DIRECTIONS FOR THIS TASK →
Set out every line bearing the string "Средний".

· · · · ·

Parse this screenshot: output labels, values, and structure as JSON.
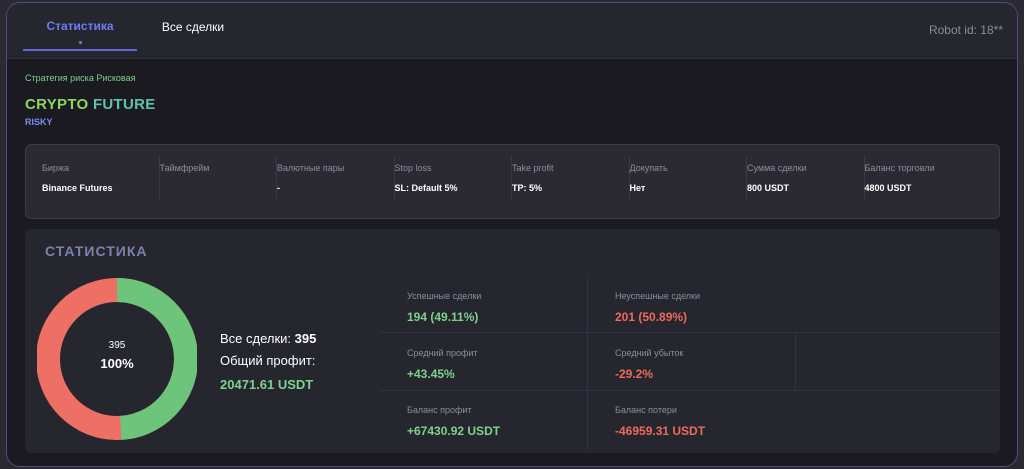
{
  "tabs": [
    {
      "label": "Статистика",
      "active": true
    },
    {
      "label": "Все сделки",
      "active": false
    }
  ],
  "robot_id": "Robot id: 18**",
  "strategy": "Стратегия риска Рисковая",
  "title_part1": "CRYPTO",
  "title_part2": "FUTURE",
  "subtitle": "RISKY",
  "params": [
    {
      "label": "Биржа",
      "value": "Binance Futures"
    },
    {
      "label": "Таймфрейм",
      "value": ""
    },
    {
      "label": "Валютные пары",
      "value": "-"
    },
    {
      "label": "Stop loss",
      "value": "SL: Default 5%"
    },
    {
      "label": "Take profit",
      "value": "TP: 5%"
    },
    {
      "label": "Докупать",
      "value": "Нет"
    },
    {
      "label": "Сумма сделки",
      "value": "800 USDT"
    },
    {
      "label": "Баланс торговли",
      "value": "4800 USDT"
    }
  ],
  "stats": {
    "heading": "СТАТИСТИКА",
    "donut_count": "395",
    "donut_percent": "100%",
    "donut_success_fraction": 0.4911,
    "total_deals_label": "Все сделки:",
    "total_deals_value": "395",
    "profit_label": "Общий профит:",
    "profit_value": "20471.61 USDT",
    "success_label": "Успешные сделки",
    "success_value": "194 (49.11%)",
    "fail_label": "Неуспешные сделки",
    "fail_value": "201 (50.89%)",
    "avg_profit_label": "Средний профит",
    "avg_profit_value": "+43.45%",
    "avg_loss_label": "Средний убыток",
    "avg_loss_value": "-29.2%",
    "balance_profit_label": "Баланс профит",
    "balance_profit_value": "+67430.92 USDT",
    "balance_loss_label": "Баланс потери",
    "balance_loss_value": "-46959.31 USDT"
  },
  "colors": {
    "success": "#6cc57a",
    "fail": "#ee6f64",
    "accent": "#6f7cf7"
  }
}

· · · · ·

SOLUTION FOR THIS TASK →
    "avg_profit_label": "Средний профит",
    "avg_loss_label": "Средний убыток",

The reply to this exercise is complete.